### Fragmento del texto
________________

En una época en la que Nicos Poulantzas también estaba preocupado por el auge del estatismo autoritario, señaló que no bastaba con afirmar que queremos un socialismo democrático. Era necesario, insistió, formular claramente demandas estratégicas sobre lo que implicaría una forma socialista democrática de autogobierno de la sociedad como forma institucional, es decir, un Estado socialista democrático de transición.
El fundamento más básico de la «democracia» era el sufragio universal. Sin embargo, en escritos como El Manifiesto Comunista, las Reivindicaciones del Partido Comunista en Alemania (1849) y la Crítica del Programa de Gotha (1875), Marx defendió un programa expansivo de democracia social y económica que se basaba en un impuesto sobre la renta fuertemente graduado (política fiscal), un banco central fuerte (política monetaria) y la inversión pública en la industria, el transporte, las comunicaciones y la agricultura (política industrial y de empleo).
Al mismo tiempo, abogó por una serie de programas y políticas. Estos incluían la educación pública gratuita para todos, servicios jurídicos gratuitos, la abolición de los impuestos al consumo, una fuerte red de seguridad social (seguro de desempleo, pensiones de vejez, vivienda, atención sanitaria, etc.) y la completa separación de la Iglesia y el Estado.
En 1872, Marx especuló que en las democracias liberales maduras, como Estados Unidos, Gran Bretaña y Holanda, podría ser posible que los trabajadores «alcanzaran sus objetivos por medios pacíficos”. Durante más de un siglo, este conjunto de políticas y tácticas electorales ha definido en gran medida el programa político que llamamos socialdemocracia.
Sin embargo, Marx y Engels cambiaron su forma de pensar sobre la conquista del poder político a raíz de la Comuna de París de 1871. Marx llegó a la conclusión de que la Comuna «era esencialmente un gobierno de la clase obrera, el producto de la lucha de la clase productora contra la clase apropiadora, la forma política por fin descubierta bajo la cual llevar a cabo la emancipación económica del trabajo». Lo que era diferente en el experimento parisino, según Engels, era que la clase obrera había creado una forma política no estatal de autogobierno, mientras que en 1848 había sido «un poder en el Estado [capitalista]» como resultado del sufragio universal masculino recién concedido.

________________

### Líneas extraídas
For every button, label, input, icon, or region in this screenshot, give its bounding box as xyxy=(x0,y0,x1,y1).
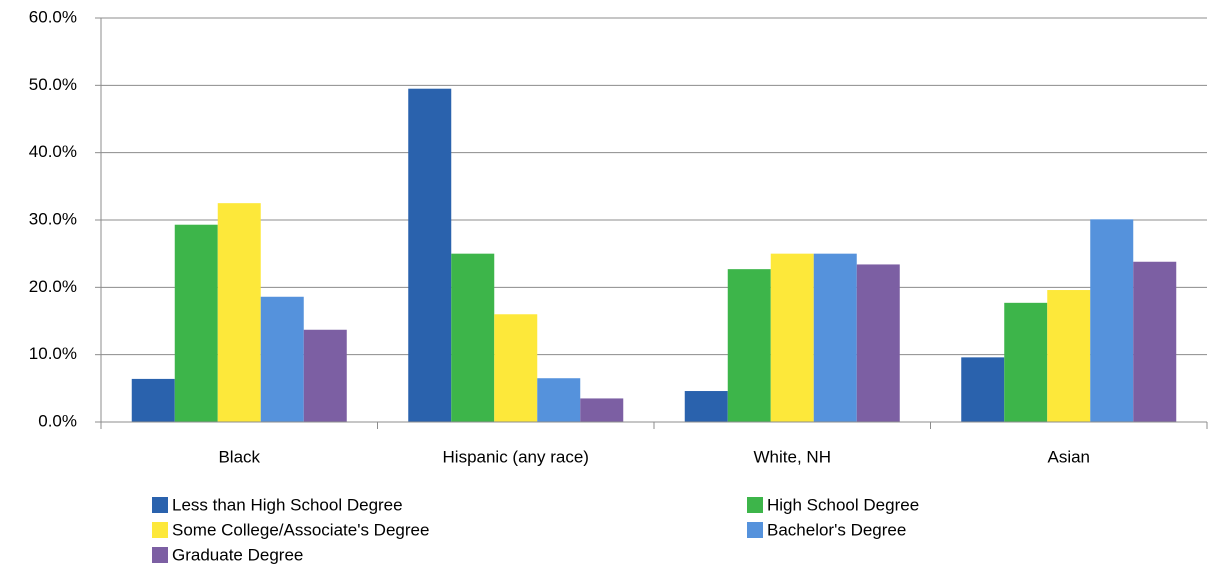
bar xyxy=(1047,290,1091,422)
legend-swatch xyxy=(747,522,763,538)
legend-swatch xyxy=(152,522,168,538)
bar xyxy=(131,378,175,422)
bar xyxy=(856,264,900,422)
bar xyxy=(537,378,581,422)
legend-label: Some College/Associate's Degree xyxy=(172,520,429,539)
y-tick-label: 30.0% xyxy=(29,209,77,228)
y-tick-label: 0.0% xyxy=(38,411,77,430)
bar xyxy=(1090,219,1134,422)
bar xyxy=(451,253,495,422)
bar xyxy=(727,269,771,422)
bar xyxy=(174,224,218,422)
legend-label: High School Degree xyxy=(767,495,919,514)
x-tick-label: White, NH xyxy=(754,447,831,466)
bar xyxy=(813,253,857,422)
y-tick-label: 60.0% xyxy=(29,7,77,26)
y-tick-label: 40.0% xyxy=(29,142,77,161)
legend-label: Less than High School Degree xyxy=(172,495,403,514)
y-tick-label: 10.0% xyxy=(29,344,77,363)
legend-swatch xyxy=(152,547,168,563)
legend-swatch xyxy=(747,497,763,513)
bar xyxy=(684,391,728,422)
bar xyxy=(303,329,347,422)
bar xyxy=(1004,302,1048,422)
bar xyxy=(580,398,624,422)
bar xyxy=(770,253,814,422)
bar xyxy=(1133,261,1177,422)
bar xyxy=(217,203,261,422)
legend-label: Bachelor's Degree xyxy=(767,520,906,539)
legend-swatch xyxy=(152,497,168,513)
bar xyxy=(494,314,538,422)
y-tick-label: 50.0% xyxy=(29,75,77,94)
bar xyxy=(408,88,452,422)
bar xyxy=(961,357,1005,422)
x-tick-label: Asian xyxy=(1047,447,1090,466)
legend-label: Graduate Degree xyxy=(172,545,303,564)
y-tick-label: 20.0% xyxy=(29,277,77,296)
bar xyxy=(260,296,304,422)
x-tick-label: Hispanic (any race) xyxy=(443,447,589,466)
x-tick-label: Black xyxy=(218,447,260,466)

________________

### Ejercicios por resolver
(A) Según el fragmento, ¿qué democracias liberales maduras mencionó Marx en 1872?
(B) Indica si cada afirmación concuerda con el fragmento y cita las palabras que lo deciden: (i) Marx defendió la abolición de los impuestos al consumo. (ii) Marx y Engels cambiaron su forma de pensar sobre la conquista del poder político a raíz de la Comuna de París de 1848. (iii) Poulantzas consideraba suficiente afirmar que se quiere un socialismo democrático.
Responde basándote únicamente en el fragmento.

### Resultados por ejercicio
(A) Estados Unidos, Gran Bretaña y Holanda.

(B)
(i) Sí: «la abolición de los impuestos al consumo».
(ii) No: «a raíz de la Comuna de París de 1871».
(iii) No: «no bastaba con afirmar que queremos un socialismo democrático».